_What to produce_
Among the records that follow, count the lines with the string "person"; report only that count.

-- START OF The input --

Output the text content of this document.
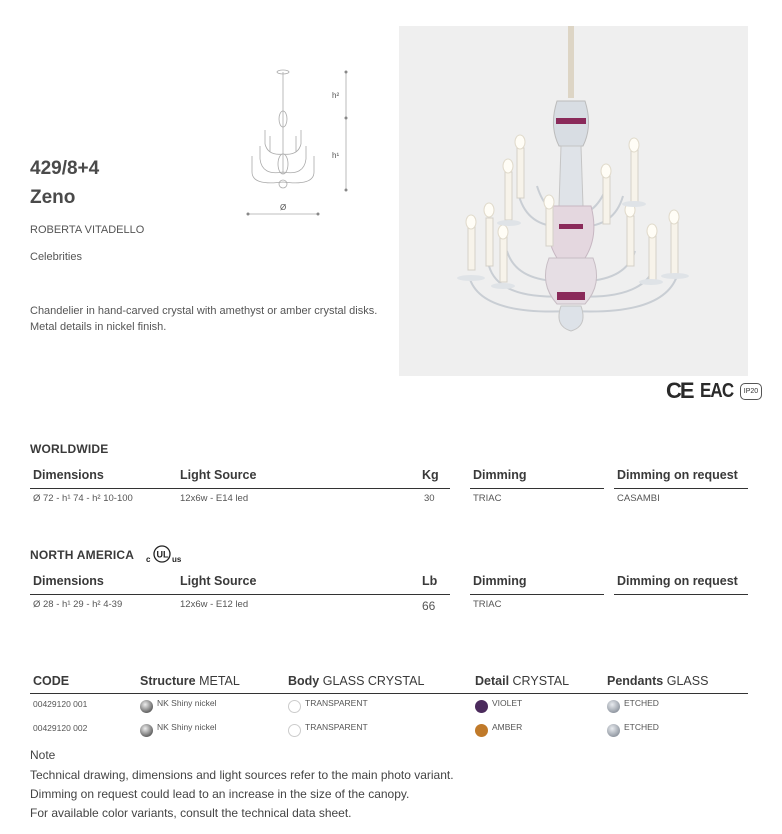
429/8+4
Zeno
ROBERTA VITADELLO
Celebrities
Chandelier in hand-carved crystal with amethyst or amber crystal disks.
Metal details in nickel finish.
h²
h¹
Ø
CE EAC	IP20
WORLDWIDE
Dimensions	Light Source	Kg	Dimming	Dimming on request
Ø 72 - h¹ 74 - h² 10-100	12x6w - E14 led	30	TRIAC	CASAMBI
NORTH AMERICA c UL us
Dimensions	Light Source	Lb	Dimming	Dimming on request
Ø 28 - h¹ 29 - h² 4-39	12x6w - E12 led	66	TRIAC
CODE	Structure METAL	Body GLASS CRYSTAL	Detail CRYSTAL	Pendants GLASS
00429120 001	NK Shiny nickel	TRANSPARENT	VIOLET	ETCHED
00429120 002	NK Shiny nickel	TRANSPARENT	AMBER	ETCHED
Note
Technical drawing, dimensions and light sources refer to the main photo variant.
Dimming on request could lead to an increase in the size of the canopy.
For available color variants, consult the technical data sheet.
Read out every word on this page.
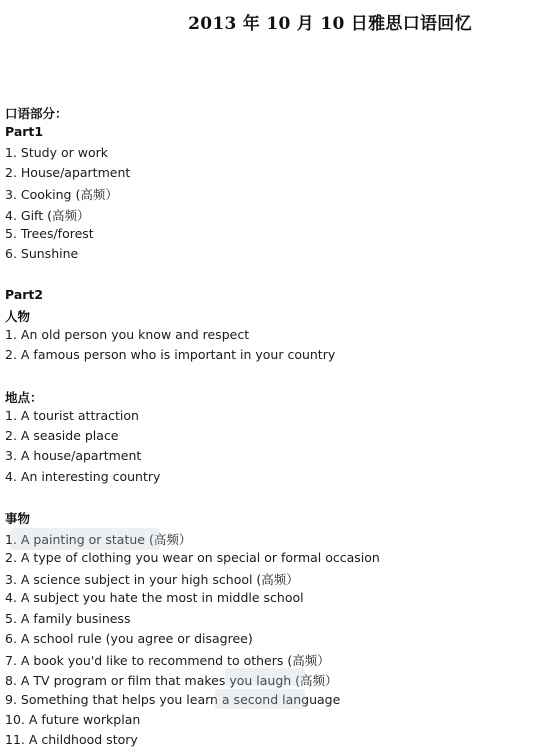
2013 年 10 月 10 日雅思口语回忆
口语部分：
Part1
1. Study or work
2. House/apartment
3. Cooking (高频）
4. Gift (高频）
5. Trees/forest
6. Sunshine
Part2
人物
1. An old person you know and respect
2. A famous person who is important in your country
地点：
1. A tourist attraction
2. A seaside place
3. A house/apartment
4. An interesting country
事物
1. A painting or statue (高频）
2. A type of clothing you wear on special or formal occasion
3. A science subject in your high school (高频）
4. A subject you hate the most in middle school
5. A family business
6. A school rule (you agree or disagree)
7. A book you'd like to recommend to others (高频）
8. A TV program or film that makes you laugh (高频）
9. Something that helps you learn a second language
10. A future workplan
11. A childhood story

-- END OF The input --

_Written answer_
2